**What this task involves**
Print the entries below word for word; the pictures stay out of your copy.

▼

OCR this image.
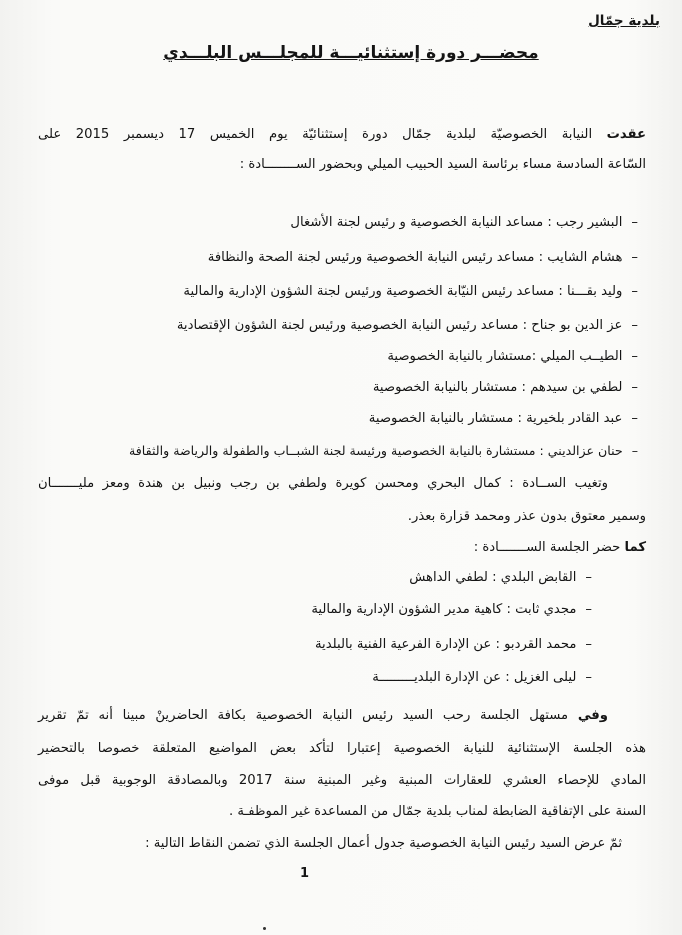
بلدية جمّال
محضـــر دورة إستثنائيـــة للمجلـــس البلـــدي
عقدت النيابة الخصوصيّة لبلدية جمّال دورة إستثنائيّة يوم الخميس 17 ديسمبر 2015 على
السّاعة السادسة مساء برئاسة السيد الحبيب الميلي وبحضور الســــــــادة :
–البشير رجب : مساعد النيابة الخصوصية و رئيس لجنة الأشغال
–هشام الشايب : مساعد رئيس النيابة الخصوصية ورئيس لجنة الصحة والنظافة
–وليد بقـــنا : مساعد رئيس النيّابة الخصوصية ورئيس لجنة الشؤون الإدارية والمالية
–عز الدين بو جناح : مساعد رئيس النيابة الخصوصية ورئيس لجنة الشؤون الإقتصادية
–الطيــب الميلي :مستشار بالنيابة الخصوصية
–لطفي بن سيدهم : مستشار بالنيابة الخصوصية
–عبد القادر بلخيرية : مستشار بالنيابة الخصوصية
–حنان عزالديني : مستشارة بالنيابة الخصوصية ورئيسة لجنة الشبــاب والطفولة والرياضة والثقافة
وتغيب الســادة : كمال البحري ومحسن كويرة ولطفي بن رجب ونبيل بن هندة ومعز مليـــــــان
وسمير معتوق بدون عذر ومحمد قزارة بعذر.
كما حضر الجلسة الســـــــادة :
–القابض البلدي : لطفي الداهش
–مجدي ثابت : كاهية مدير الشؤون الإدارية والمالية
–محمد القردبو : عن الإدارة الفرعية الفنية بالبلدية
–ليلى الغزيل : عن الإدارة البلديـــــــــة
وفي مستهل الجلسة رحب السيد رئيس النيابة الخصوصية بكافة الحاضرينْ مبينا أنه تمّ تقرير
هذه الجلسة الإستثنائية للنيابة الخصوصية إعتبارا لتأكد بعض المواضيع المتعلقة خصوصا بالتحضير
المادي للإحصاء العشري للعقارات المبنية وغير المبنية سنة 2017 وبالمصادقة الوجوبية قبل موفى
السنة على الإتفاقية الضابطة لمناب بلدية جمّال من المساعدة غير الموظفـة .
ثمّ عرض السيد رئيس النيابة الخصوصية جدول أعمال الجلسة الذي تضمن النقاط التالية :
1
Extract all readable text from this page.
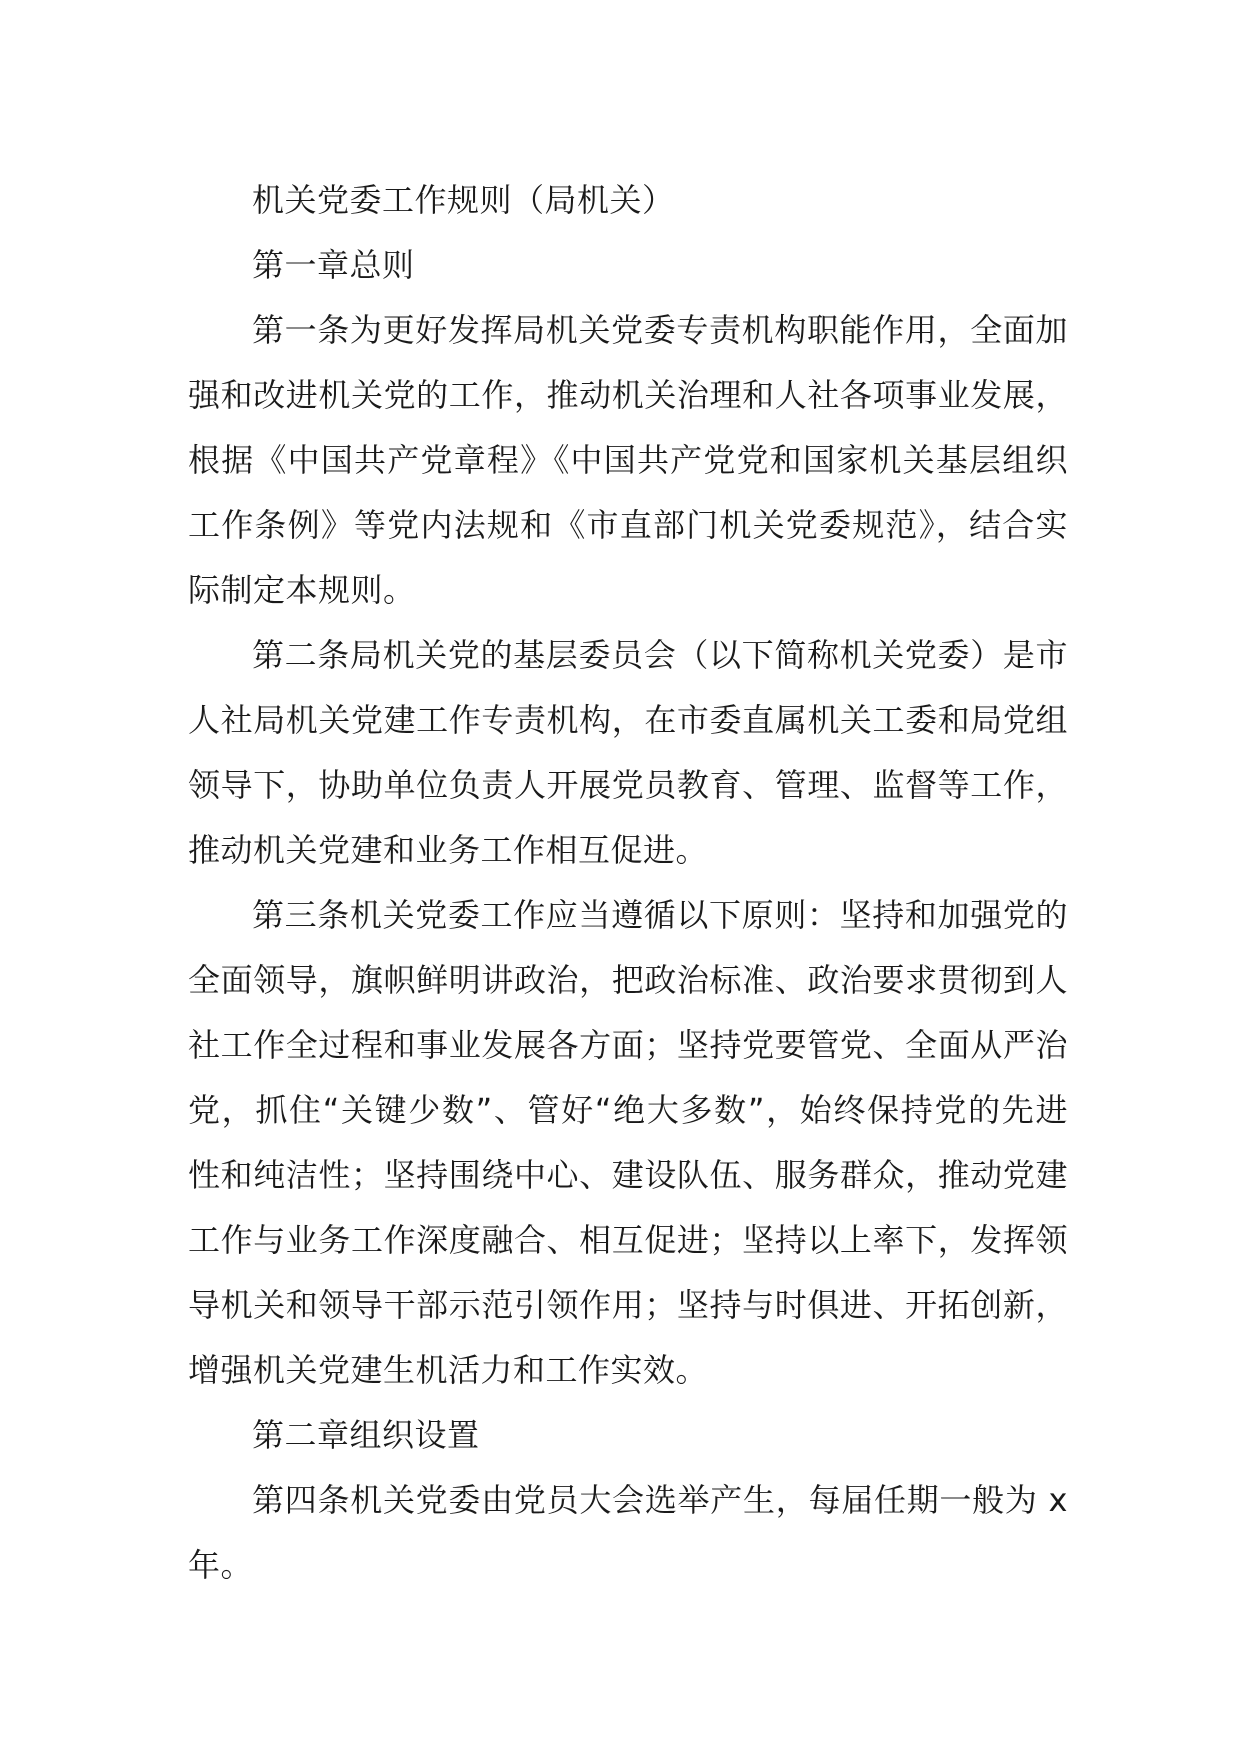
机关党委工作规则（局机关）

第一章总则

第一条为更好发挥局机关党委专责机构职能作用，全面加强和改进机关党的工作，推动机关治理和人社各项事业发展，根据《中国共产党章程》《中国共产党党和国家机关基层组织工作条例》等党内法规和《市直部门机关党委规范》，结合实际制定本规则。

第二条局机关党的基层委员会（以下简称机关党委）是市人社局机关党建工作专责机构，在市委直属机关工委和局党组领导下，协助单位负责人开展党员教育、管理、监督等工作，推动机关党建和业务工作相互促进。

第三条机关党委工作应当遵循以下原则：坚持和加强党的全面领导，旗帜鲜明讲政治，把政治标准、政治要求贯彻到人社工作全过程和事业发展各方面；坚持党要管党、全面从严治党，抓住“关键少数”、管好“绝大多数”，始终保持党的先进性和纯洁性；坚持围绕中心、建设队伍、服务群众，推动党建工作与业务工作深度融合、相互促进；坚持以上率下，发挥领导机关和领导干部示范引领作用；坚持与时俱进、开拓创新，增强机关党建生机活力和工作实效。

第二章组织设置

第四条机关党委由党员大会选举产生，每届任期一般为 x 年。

▲

**Response to this task**
OCR this image.
بلدية جمّال
محضـــر دورة إستثنائيـــة للمجلـــس البلـــدي
عقدت النيابة الخصوصيّة لبلدية جمّال دورة إستثنائيّة يوم الخميس 17 ديسمبر 2015 على
السّاعة السادسة مساء برئاسة السيد الحبيب الميلي وبحضور الســــــــادة :
–البشير رجب : مساعد النيابة الخصوصية و رئيس لجنة الأشغال
–هشام الشايب : مساعد رئيس النيابة الخصوصية ورئيس لجنة الصحة والنظافة
–وليد بقـــنا : مساعد رئيس النيّابة الخصوصية ورئيس لجنة الشؤون الإدارية والمالية
–عز الدين بو جناح : مساعد رئيس النيابة الخصوصية ورئيس لجنة الشؤون الإقتصادية
–الطيــب الميلي :مستشار بالنيابة الخصوصية
–لطفي بن سيدهم : مستشار بالنيابة الخصوصية
–عبد القادر بلخيرية : مستشار بالنيابة الخصوصية
–حنان عزالديني : مستشارة بالنيابة الخصوصية ورئيسة لجنة الشبــاب والطفولة والرياضة والثقافة
وتغيب الســادة : كمال البحري ومحسن كويرة ولطفي بن رجب ونبيل بن هندة ومعز مليـــــــان
وسمير معتوق بدون عذر ومحمد قزارة بعذر.
كما حضر الجلسة الســـــــادة :
–القابض البلدي : لطفي الداهش
–مجدي ثابت : كاهية مدير الشؤون الإدارية والمالية
–محمد القردبو : عن الإدارة الفرعية الفنية بالبلدية
–ليلى الغزيل : عن الإدارة البلديـــــــــة
وفي مستهل الجلسة رحب السيد رئيس النيابة الخصوصية بكافة الحاضرينْ مبينا أنه تمّ تقرير
هذه الجلسة الإستثنائية للنيابة الخصوصية إعتبارا لتأكد بعض المواضيع المتعلقة خصوصا بالتحضير
المادي للإحصاء العشري للعقارات المبنية وغير المبنية سنة 2017 وبالمصادقة الوجوبية قبل موفى
السنة على الإتفاقية الضابطة لمناب بلدية جمّال من المساعدة غير الموظفـة .
ثمّ عرض السيد رئيس النيابة الخصوصية جدول أعمال الجلسة الذي تضمن النقاط التالية :
1
Extract all readable text from this page.
机关党委工作规则（局机关）

第一章总则

第一条为更好发挥局机关党委专责机构职能作用，全面加强和改进机关党的工作，推动机关治理和人社各项事业发展，根据《中国共产党章程》《中国共产党党和国家机关基层组织工作条例》等党内法规和《市直部门机关党委规范》，结合实际制定本规则。

第二条局机关党的基层委员会（以下简称机关党委）是市人社局机关党建工作专责机构，在市委直属机关工委和局党组领导下，协助单位负责人开展党员教育、管理、监督等工作，推动机关党建和业务工作相互促进。

第三条机关党委工作应当遵循以下原则：坚持和加强党的全面领导，旗帜鲜明讲政治，把政治标准、政治要求贯彻到人社工作全过程和事业发展各方面；坚持党要管党、全面从严治党，抓住“关键少数”、管好“绝大多数”，始终保持党的先进性和纯洁性；坚持围绕中心、建设队伍、服务群众，推动党建工作与业务工作深度融合、相互促进；坚持以上率下，发挥领导机关和领导干部示范引领作用；坚持与时俱进、开拓创新，增强机关党建生机活力和工作实效。

第二章组织设置

第四条机关党委由党员大会选举产生，每届任期一般为 x 年。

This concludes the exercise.